WHAT THE TASK REQUIRES. Make an exact copy of the entries, and keep any pictures out of it.
★ ★ ★ ★
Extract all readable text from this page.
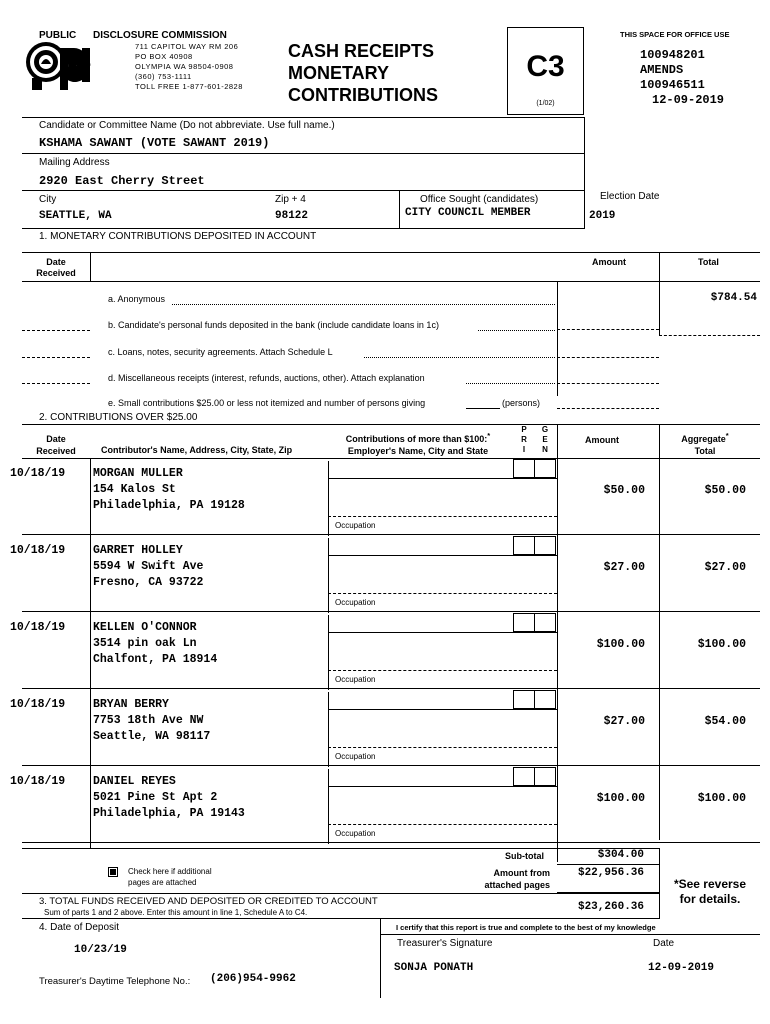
PUBLIC DISCLOSURE COMMISSION
711 CAPITOL WAY RM 206
PO BOX 40908
OLYMPIA WA 98504-0908
(360) 753-1111
TOLL FREE 1-877-601-2828
CASH RECEIPTS
MONETARY
CONTRIBUTIONS
C3
(1/02)
THIS SPACE FOR OFFICE USE
100948201
AMENDS
100946511
12-09-2019
Candidate or Committee Name (Do not abbreviate. Use full name.)
KSHAMA SAWANT (VOTE SAWANT 2019)
Mailing Address
2920 East Cherry Street
City
SEATTLE, WA
Zip + 4
98122
Office Sought (candidates)
CITY COUNCIL MEMBER
Election Date
2019
1. MONETARY CONTRIBUTIONS DEPOSITED IN ACCOUNT
Date
Received
Amount	Total
a. Anonymous	$784.54
b. Candidate's personal funds deposited in the bank (include candidate loans in 1c)
c. Loans, notes, security agreements. Attach Schedule L
d. Miscellaneous receipts (interest, refunds, auctions, other). Attach explanation
e. Small contributions $25.00 or less not itemized and number of persons giving	(persons)
2. CONTRIBUTIONS OVER $25.00
Date
Received	Contributor's Name, Address, City, State, Zip
Contributions of more than $100:*
Employer's Name, City and State
P
R
I
G
E
N
Amount	Aggregate*
Total
10/18/19 MORGAN MULLER
154 Kalos St
Philadelphia, PA 19128
$50.00	$50.00
Occupation
10/18/19 GARRET HOLLEY
5594 W Swift Ave
Fresno, CA 93722
$27.00	$27.00
Occupation
10/18/19 KELLEN O'CONNOR
3514 pin oak Ln
Chalfont, PA 18914
$100.00	$100.00
Occupation
10/18/19 BRYAN BERRY
7753 18th Ave NW
Seattle, WA 98117
$27.00	$54.00
Occupation
10/18/19 DANIEL REYES
5021 Pine St Apt 2
Philadelphia, PA 19143
$100.00	$100.00
Occupation
Sub-total	$304.00
Check here if additional
pages are attached
Amount from
attached pages
$22,956.36
3. TOTAL FUNDS RECEIVED AND DEPOSITED OR CREDITED TO ACCOUNT
Sum of parts 1 and 2 above. Enter this amount in line 1, Schedule A to C4.	$23,260.36
*See reverse
for details.
4. Date of Deposit
10/23/19
I certify that this report is true and complete to the best of my knowledge
Treasurer's Signature	Date
SONJA PONATH	12-09-2019
Treasurer's Daytime Telephone No.: (206)954-9962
★ ★ ★ ★
ANSWER IN FULL.
Extract all readable text from this page.
PUBLIC DISCLOSURE COMMISSION
711 CAPITOL WAY RM 206
PO BOX 40908
OLYMPIA WA 98504-0908
(360) 753-1111
TOLL FREE 1-877-601-2828
CASH RECEIPTS
MONETARY
CONTRIBUTIONS
C3
(1/02)
THIS SPACE FOR OFFICE USE
100948201
AMENDS
100946511
12-09-2019
Candidate or Committee Name (Do not abbreviate. Use full name.)
KSHAMA SAWANT (VOTE SAWANT 2019)
Mailing Address
2920 East Cherry Street
City
SEATTLE, WA
Zip + 4
98122
Office Sought (candidates)
CITY COUNCIL MEMBER
Election Date
2019
1. MONETARY CONTRIBUTIONS DEPOSITED IN ACCOUNT
Date
Received
Amount	Total
a. Anonymous	$784.54
b. Candidate's personal funds deposited in the bank (include candidate loans in 1c)
c. Loans, notes, security agreements. Attach Schedule L
d. Miscellaneous receipts (interest, refunds, auctions, other). Attach explanation
e. Small contributions $25.00 or less not itemized and number of persons giving	(persons)
2. CONTRIBUTIONS OVER $25.00
Date
Received	Contributor's Name, Address, City, State, Zip
Contributions of more than $100:*
Employer's Name, City and State
P
R
I
G
E
N
Amount	Aggregate*
Total
10/18/19 MORGAN MULLER
154 Kalos St
Philadelphia, PA 19128
$50.00	$50.00
Occupation
10/18/19 GARRET HOLLEY
5594 W Swift Ave
Fresno, CA 93722
$27.00	$27.00
Occupation
10/18/19 KELLEN O'CONNOR
3514 pin oak Ln
Chalfont, PA 18914
$100.00	$100.00
Occupation
10/18/19 BRYAN BERRY
7753 18th Ave NW
Seattle, WA 98117
$27.00	$54.00
Occupation
10/18/19 DANIEL REYES
5021 Pine St Apt 2
Philadelphia, PA 19143
$100.00	$100.00
Occupation
Sub-total	$304.00
Check here if additional
pages are attached
Amount from
attached pages
$22,956.36
3. TOTAL FUNDS RECEIVED AND DEPOSITED OR CREDITED TO ACCOUNT
Sum of parts 1 and 2 above. Enter this amount in line 1, Schedule A to C4.	$23,260.36
*See reverse
for details.
4. Date of Deposit
10/23/19
I certify that this report is true and complete to the best of my knowledge
Treasurer's Signature	Date
SONJA PONATH	12-09-2019
Treasurer's Daytime Telephone No.: (206)954-9962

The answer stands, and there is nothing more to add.